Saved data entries
◇ ◇ ◇ ◇ ◇ ◇ ◇

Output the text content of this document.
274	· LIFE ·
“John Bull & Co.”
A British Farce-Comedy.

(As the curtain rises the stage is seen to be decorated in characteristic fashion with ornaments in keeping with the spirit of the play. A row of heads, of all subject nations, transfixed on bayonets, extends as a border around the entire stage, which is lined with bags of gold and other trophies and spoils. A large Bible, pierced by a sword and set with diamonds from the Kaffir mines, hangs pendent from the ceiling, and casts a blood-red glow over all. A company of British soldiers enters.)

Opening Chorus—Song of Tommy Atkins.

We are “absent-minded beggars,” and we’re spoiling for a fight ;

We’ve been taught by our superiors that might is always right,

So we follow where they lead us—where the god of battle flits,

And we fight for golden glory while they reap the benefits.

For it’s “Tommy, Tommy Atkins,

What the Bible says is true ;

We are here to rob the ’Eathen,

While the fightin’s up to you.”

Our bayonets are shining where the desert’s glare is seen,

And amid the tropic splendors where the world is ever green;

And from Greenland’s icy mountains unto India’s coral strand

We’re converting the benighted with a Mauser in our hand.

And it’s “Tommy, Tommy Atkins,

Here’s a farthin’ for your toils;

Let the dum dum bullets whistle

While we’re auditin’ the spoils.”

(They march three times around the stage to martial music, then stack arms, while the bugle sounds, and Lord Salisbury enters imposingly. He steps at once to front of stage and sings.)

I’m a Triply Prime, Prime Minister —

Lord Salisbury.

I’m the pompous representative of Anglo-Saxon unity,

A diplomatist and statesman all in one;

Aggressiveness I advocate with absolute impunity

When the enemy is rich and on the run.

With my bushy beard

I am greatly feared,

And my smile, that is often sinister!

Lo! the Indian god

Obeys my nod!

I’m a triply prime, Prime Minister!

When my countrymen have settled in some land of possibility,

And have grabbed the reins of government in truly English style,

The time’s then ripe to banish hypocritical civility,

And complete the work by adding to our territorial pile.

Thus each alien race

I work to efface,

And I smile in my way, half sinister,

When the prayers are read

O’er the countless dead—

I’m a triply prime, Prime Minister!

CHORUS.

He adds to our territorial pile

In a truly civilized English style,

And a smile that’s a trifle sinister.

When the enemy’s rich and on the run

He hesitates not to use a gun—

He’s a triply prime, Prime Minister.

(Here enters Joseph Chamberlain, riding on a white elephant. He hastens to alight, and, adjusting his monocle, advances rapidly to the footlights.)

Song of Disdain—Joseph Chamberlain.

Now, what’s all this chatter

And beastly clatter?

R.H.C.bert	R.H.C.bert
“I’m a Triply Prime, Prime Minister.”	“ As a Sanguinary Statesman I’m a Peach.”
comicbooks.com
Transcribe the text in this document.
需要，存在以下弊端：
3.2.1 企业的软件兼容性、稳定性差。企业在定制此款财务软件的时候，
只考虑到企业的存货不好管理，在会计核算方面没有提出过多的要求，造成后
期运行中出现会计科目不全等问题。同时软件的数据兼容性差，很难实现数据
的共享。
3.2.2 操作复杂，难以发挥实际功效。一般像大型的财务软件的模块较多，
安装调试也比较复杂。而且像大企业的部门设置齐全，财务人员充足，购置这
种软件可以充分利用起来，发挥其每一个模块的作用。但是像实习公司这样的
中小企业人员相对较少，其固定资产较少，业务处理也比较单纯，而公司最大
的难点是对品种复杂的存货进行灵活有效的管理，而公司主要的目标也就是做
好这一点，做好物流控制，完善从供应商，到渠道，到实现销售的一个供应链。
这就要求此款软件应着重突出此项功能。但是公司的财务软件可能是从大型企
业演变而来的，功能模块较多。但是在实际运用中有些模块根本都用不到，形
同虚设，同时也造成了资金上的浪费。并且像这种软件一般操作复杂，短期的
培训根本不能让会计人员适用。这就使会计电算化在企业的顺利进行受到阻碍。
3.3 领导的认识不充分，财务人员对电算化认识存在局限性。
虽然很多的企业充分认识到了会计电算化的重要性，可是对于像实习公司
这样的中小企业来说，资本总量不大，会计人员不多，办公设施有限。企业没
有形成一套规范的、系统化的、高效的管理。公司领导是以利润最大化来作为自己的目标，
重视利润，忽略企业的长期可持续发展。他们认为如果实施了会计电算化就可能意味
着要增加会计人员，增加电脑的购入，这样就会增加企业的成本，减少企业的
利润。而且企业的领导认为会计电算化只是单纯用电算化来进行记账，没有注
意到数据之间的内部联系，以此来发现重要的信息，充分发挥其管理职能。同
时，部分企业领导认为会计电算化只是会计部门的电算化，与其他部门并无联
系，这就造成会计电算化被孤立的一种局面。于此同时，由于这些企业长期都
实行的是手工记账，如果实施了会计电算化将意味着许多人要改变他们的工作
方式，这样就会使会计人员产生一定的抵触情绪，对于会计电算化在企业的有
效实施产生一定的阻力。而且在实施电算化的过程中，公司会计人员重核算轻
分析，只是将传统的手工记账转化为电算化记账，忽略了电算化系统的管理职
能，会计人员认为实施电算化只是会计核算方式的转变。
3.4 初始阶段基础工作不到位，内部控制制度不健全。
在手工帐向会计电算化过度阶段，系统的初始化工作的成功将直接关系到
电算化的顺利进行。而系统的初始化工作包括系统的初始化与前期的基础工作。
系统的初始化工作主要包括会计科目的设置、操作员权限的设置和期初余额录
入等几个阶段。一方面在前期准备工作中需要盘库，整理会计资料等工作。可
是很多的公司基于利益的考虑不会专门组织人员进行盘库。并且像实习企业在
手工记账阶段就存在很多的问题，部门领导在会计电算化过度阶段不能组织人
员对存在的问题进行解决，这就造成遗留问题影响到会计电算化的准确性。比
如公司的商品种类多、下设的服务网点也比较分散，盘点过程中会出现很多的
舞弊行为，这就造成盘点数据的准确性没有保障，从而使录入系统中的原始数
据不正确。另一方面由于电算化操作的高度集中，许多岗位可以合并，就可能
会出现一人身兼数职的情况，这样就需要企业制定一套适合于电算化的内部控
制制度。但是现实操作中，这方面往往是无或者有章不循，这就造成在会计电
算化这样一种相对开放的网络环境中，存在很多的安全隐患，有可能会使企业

◇ ◇ ◇ ◇ ◇ ◇ ◇

Requirements: Reproduce each record shown above without altering a single word.

Task output:
Output the text content of this document.
274	· LIFE ·
“John Bull & Co.”
A British Farce-Comedy.

(As the curtain rises the stage is seen to be decorated in characteristic fashion with ornaments in keeping with the spirit of the play. A row of heads, of all subject nations, transfixed on bayonets, extends as a border around the entire stage, which is lined with bags of gold and other trophies and spoils. A large Bible, pierced by a sword and set with diamonds from the Kaffir mines, hangs pendent from the ceiling, and casts a blood-red glow over all. A company of British soldiers enters.)

Opening Chorus—Song of Tommy Atkins.

We are “absent-minded beggars,” and we’re spoiling for a fight ;

We’ve been taught by our superiors that might is always right,

So we follow where they lead us—where the god of battle flits,

And we fight for golden glory while they reap the benefits.

For it’s “Tommy, Tommy Atkins,

What the Bible says is true ;

We are here to rob the ’Eathen,

While the fightin’s up to you.”

Our bayonets are shining where the desert’s glare is seen,

And amid the tropic splendors where the world is ever green;

And from Greenland’s icy mountains unto India’s coral strand

We’re converting the benighted with a Mauser in our hand.

And it’s “Tommy, Tommy Atkins,

Here’s a farthin’ for your toils;

Let the dum dum bullets whistle

While we’re auditin’ the spoils.”

(They march three times around the stage to martial music, then stack arms, while the bugle sounds, and Lord Salisbury enters imposingly. He steps at once to front of stage and sings.)

I’m a Triply Prime, Prime Minister —

Lord Salisbury.

I’m the pompous representative of Anglo-Saxon unity,

A diplomatist and statesman all in one;

Aggressiveness I advocate with absolute impunity

When the enemy is rich and on the run.

With my bushy beard

I am greatly feared,

And my smile, that is often sinister!

Lo! the Indian god

Obeys my nod!

I’m a triply prime, Prime Minister!

When my countrymen have settled in some land of possibility,

And have grabbed the reins of government in truly English style,

The time’s then ripe to banish hypocritical civility,

And complete the work by adding to our territorial pile.

Thus each alien race

I work to efface,

And I smile in my way, half sinister,

When the prayers are read

O’er the countless dead—

I’m a triply prime, Prime Minister!

CHORUS.

He adds to our territorial pile

In a truly civilized English style,

And a smile that’s a trifle sinister.

When the enemy’s rich and on the run

He hesitates not to use a gun—

He’s a triply prime, Prime Minister.

(Here enters Joseph Chamberlain, riding on a white elephant. He hastens to alight, and, adjusting his monocle, advances rapidly to the footlights.)

Song of Disdain—Joseph Chamberlain.

Now, what’s all this chatter

And beastly clatter?

R.H.C.bert	R.H.C.bert
“I’m a Triply Prime, Prime Minister.”	“ As a Sanguinary Statesman I’m a Peach.”
comicbooks.com
Transcribe the text in this document.
需要，存在以下弊端：
3.2.1 企业的软件兼容性、稳定性差。企业在定制此款财务软件的时候，
只考虑到企业的存货不好管理，在会计核算方面没有提出过多的要求，造成后
期运行中出现会计科目不全等问题。同时软件的数据兼容性差，很难实现数据
的共享。
3.2.2 操作复杂，难以发挥实际功效。一般像大型的财务软件的模块较多，
安装调试也比较复杂。而且像大企业的部门设置齐全，财务人员充足，购置这
种软件可以充分利用起来，发挥其每一个模块的作用。但是像实习公司这样的
中小企业人员相对较少，其固定资产较少，业务处理也比较单纯，而公司最大
的难点是对品种复杂的存货进行灵活有效的管理，而公司主要的目标也就是做
好这一点，做好物流控制，完善从供应商，到渠道，到实现销售的一个供应链。
这就要求此款软件应着重突出此项功能。但是公司的财务软件可能是从大型企
业演变而来的，功能模块较多。但是在实际运用中有些模块根本都用不到，形
同虚设，同时也造成了资金上的浪费。并且像这种软件一般操作复杂，短期的
培训根本不能让会计人员适用。这就使会计电算化在企业的顺利进行受到阻碍。
3.3 领导的认识不充分，财务人员对电算化认识存在局限性。
虽然很多的企业充分认识到了会计电算化的重要性，可是对于像实习公司
这样的中小企业来说，资本总量不大，会计人员不多，办公设施有限。企业没
有形成一套规范的、系统化的、高效的管理。公司领导是以利润最大化来作为自己的目标，
重视利润，忽略企业的长期可持续发展。他们认为如果实施了会计电算化就可能意味
着要增加会计人员，增加电脑的购入，这样就会增加企业的成本，减少企业的
利润。而且企业的领导认为会计电算化只是单纯用电算化来进行记账，没有注
意到数据之间的内部联系，以此来发现重要的信息，充分发挥其管理职能。同
时，部分企业领导认为会计电算化只是会计部门的电算化，与其他部门并无联
系，这就造成会计电算化被孤立的一种局面。于此同时，由于这些企业长期都
实行的是手工记账，如果实施了会计电算化将意味着许多人要改变他们的工作
方式，这样就会使会计人员产生一定的抵触情绪，对于会计电算化在企业的有
效实施产生一定的阻力。而且在实施电算化的过程中，公司会计人员重核算轻
分析，只是将传统的手工记账转化为电算化记账，忽略了电算化系统的管理职
能，会计人员认为实施电算化只是会计核算方式的转变。
3.4 初始阶段基础工作不到位，内部控制制度不健全。
在手工帐向会计电算化过度阶段，系统的初始化工作的成功将直接关系到
电算化的顺利进行。而系统的初始化工作包括系统的初始化与前期的基础工作。
系统的初始化工作主要包括会计科目的设置、操作员权限的设置和期初余额录
入等几个阶段。一方面在前期准备工作中需要盘库，整理会计资料等工作。可
是很多的公司基于利益的考虑不会专门组织人员进行盘库。并且像实习企业在
手工记账阶段就存在很多的问题，部门领导在会计电算化过度阶段不能组织人
员对存在的问题进行解决，这就造成遗留问题影响到会计电算化的准确性。比
如公司的商品种类多、下设的服务网点也比较分散，盘点过程中会出现很多的
舞弊行为，这就造成盘点数据的准确性没有保障，从而使录入系统中的原始数
据不正确。另一方面由于电算化操作的高度集中，许多岗位可以合并，就可能
会出现一人身兼数职的情况，这样就需要企业制定一套适合于电算化的内部控
制制度。但是现实操作中，这方面往往是无或者有章不循，这就造成在会计电
算化这样一种相对开放的网络环境中，存在很多的安全隐患，有可能会使企业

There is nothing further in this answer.